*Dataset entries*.
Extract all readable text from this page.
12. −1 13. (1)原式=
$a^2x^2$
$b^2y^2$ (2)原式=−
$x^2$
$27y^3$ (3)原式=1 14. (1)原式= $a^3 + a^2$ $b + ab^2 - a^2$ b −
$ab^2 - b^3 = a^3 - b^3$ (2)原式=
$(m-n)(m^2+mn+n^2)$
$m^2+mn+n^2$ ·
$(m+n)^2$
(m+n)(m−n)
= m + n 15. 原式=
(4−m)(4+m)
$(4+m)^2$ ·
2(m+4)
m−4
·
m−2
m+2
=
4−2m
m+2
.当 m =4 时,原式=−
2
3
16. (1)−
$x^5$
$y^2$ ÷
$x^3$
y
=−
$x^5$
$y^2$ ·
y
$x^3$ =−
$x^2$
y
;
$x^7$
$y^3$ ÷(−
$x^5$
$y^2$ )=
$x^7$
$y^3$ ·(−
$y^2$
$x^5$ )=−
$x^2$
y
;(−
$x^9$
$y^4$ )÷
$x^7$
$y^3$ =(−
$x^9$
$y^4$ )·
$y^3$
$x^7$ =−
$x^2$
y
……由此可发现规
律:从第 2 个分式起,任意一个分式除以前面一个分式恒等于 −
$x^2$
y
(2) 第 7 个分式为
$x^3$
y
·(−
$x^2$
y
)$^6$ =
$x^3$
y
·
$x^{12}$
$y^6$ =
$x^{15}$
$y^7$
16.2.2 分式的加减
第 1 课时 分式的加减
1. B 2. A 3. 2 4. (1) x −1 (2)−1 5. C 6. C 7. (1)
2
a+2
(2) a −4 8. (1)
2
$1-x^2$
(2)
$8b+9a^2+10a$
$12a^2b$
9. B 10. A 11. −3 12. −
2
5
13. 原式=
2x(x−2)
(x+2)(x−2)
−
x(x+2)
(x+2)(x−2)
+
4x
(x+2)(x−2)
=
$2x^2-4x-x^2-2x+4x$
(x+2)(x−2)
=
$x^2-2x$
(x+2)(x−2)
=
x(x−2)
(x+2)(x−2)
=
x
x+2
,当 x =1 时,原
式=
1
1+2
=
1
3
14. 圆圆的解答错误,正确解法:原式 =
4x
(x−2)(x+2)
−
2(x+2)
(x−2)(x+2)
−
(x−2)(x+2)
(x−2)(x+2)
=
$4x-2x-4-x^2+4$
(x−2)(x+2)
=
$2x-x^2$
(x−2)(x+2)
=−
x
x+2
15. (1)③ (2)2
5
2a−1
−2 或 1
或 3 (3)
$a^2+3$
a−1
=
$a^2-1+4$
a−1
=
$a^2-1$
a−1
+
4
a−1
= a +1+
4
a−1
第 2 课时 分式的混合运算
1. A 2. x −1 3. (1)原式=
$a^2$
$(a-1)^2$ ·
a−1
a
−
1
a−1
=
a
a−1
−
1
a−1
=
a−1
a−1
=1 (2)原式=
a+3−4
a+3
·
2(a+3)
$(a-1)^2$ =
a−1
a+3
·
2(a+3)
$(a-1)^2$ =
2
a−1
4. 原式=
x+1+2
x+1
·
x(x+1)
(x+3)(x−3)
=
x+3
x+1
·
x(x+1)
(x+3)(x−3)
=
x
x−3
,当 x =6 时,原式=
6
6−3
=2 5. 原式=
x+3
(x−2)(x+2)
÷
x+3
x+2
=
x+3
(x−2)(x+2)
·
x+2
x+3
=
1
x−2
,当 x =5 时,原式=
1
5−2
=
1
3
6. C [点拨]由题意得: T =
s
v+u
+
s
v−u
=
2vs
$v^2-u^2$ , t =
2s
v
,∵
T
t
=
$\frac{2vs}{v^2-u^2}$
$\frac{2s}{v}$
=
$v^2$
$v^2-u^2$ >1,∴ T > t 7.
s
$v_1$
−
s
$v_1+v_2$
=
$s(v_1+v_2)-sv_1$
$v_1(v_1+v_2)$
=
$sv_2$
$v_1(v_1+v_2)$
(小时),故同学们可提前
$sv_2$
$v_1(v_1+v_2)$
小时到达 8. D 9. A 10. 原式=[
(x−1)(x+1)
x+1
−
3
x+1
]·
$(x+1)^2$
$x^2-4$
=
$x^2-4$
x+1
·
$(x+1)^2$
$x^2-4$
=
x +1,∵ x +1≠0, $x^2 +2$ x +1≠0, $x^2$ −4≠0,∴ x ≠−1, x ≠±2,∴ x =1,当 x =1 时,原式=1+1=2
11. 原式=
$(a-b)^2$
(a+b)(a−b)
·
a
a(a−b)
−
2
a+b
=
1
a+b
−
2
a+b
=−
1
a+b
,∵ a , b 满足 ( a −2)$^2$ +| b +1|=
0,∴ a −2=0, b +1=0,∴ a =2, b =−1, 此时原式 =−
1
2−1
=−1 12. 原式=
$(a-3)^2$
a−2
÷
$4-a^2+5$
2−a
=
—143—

*SET EXERCISE*. Each record above should be returned exactly as it appears.

*FINAL ANSWER*.
Extract all readable text from this page.
12. −1 13. (1)原式=
$a^2x^2$
$b^2y^2$ (2)原式=−
$x^2$
$27y^3$ (3)原式=1 14. (1)原式= $a^3 + a^2$ $b + ab^2 - a^2$ b −
$ab^2 - b^3 = a^3 - b^3$ (2)原式=
$(m-n)(m^2+mn+n^2)$
$m^2+mn+n^2$ ·
$(m+n)^2$
(m+n)(m−n)
= m + n 15. 原式=
(4−m)(4+m)
$(4+m)^2$ ·
2(m+4)
m−4
·
m−2
m+2
=
4−2m
m+2
.当 m =4 时,原式=−
2
3
16. (1)−
$x^5$
$y^2$ ÷
$x^3$
y
=−
$x^5$
$y^2$ ·
y
$x^3$ =−
$x^2$
y
;
$x^7$
$y^3$ ÷(−
$x^5$
$y^2$ )=
$x^7$
$y^3$ ·(−
$y^2$
$x^5$ )=−
$x^2$
y
;(−
$x^9$
$y^4$ )÷
$x^7$
$y^3$ =(−
$x^9$
$y^4$ )·
$y^3$
$x^7$ =−
$x^2$
y
……由此可发现规
律:从第 2 个分式起,任意一个分式除以前面一个分式恒等于 −
$x^2$
y
(2) 第 7 个分式为
$x^3$
y
·(−
$x^2$
y
)$^6$ =
$x^3$
y
·
$x^{12}$
$y^6$ =
$x^{15}$
$y^7$
16.2.2 分式的加减
第 1 课时 分式的加减
1. B 2. A 3. 2 4. (1) x −1 (2)−1 5. C 6. C 7. (1)
2
a+2
(2) a −4 8. (1)
2
$1-x^2$
(2)
$8b+9a^2+10a$
$12a^2b$
9. B 10. A 11. −3 12. −
2
5
13. 原式=
2x(x−2)
(x+2)(x−2)
−
x(x+2)
(x+2)(x−2)
+
4x
(x+2)(x−2)
=
$2x^2-4x-x^2-2x+4x$
(x+2)(x−2)
=
$x^2-2x$
(x+2)(x−2)
=
x(x−2)
(x+2)(x−2)
=
x
x+2
,当 x =1 时,原
式=
1
1+2
=
1
3
14. 圆圆的解答错误,正确解法:原式 =
4x
(x−2)(x+2)
−
2(x+2)
(x−2)(x+2)
−
(x−2)(x+2)
(x−2)(x+2)
=
$4x-2x-4-x^2+4$
(x−2)(x+2)
=
$2x-x^2$
(x−2)(x+2)
=−
x
x+2
15. (1)③ (2)2
5
2a−1
−2 或 1
或 3 (3)
$a^2+3$
a−1
=
$a^2-1+4$
a−1
=
$a^2-1$
a−1
+
4
a−1
= a +1+
4
a−1
第 2 课时 分式的混合运算
1. A 2. x −1 3. (1)原式=
$a^2$
$(a-1)^2$ ·
a−1
a
−
1
a−1
=
a
a−1
−
1
a−1
=
a−1
a−1
=1 (2)原式=
a+3−4
a+3
·
2(a+3)
$(a-1)^2$ =
a−1
a+3
·
2(a+3)
$(a-1)^2$ =
2
a−1
4. 原式=
x+1+2
x+1
·
x(x+1)
(x+3)(x−3)
=
x+3
x+1
·
x(x+1)
(x+3)(x−3)
=
x
x−3
,当 x =6 时,原式=
6
6−3
=2 5. 原式=
x+3
(x−2)(x+2)
÷
x+3
x+2
=
x+3
(x−2)(x+2)
·
x+2
x+3
=
1
x−2
,当 x =5 时,原式=
1
5−2
=
1
3
6. C [点拨]由题意得: T =
s
v+u
+
s
v−u
=
2vs
$v^2-u^2$ , t =
2s
v
,∵
T
t
=
$\frac{2vs}{v^2-u^2}$
$\frac{2s}{v}$
=
$v^2$
$v^2-u^2$ >1,∴ T > t 7.
s
$v_1$
−
s
$v_1+v_2$
=
$s(v_1+v_2)-sv_1$
$v_1(v_1+v_2)$
=
$sv_2$
$v_1(v_1+v_2)$
(小时),故同学们可提前
$sv_2$
$v_1(v_1+v_2)$
小时到达 8. D 9. A 10. 原式=[
(x−1)(x+1)
x+1
−
3
x+1
]·
$(x+1)^2$
$x^2-4$
=
$x^2-4$
x+1
·
$(x+1)^2$
$x^2-4$
=
x +1,∵ x +1≠0, $x^2 +2$ x +1≠0, $x^2$ −4≠0,∴ x ≠−1, x ≠±2,∴ x =1,当 x =1 时,原式=1+1=2
11. 原式=
$(a-b)^2$
(a+b)(a−b)
·
a
a(a−b)
−
2
a+b
=
1
a+b
−
2
a+b
=−
1
a+b
,∵ a , b 满足 ( a −2)$^2$ +| b +1|=
0,∴ a −2=0, b +1=0,∴ a =2, b =−1, 此时原式 =−
1
2−1
=−1 12. 原式=
$(a-3)^2$
a−2
÷
$4-a^2+5$
2−a
=
—143—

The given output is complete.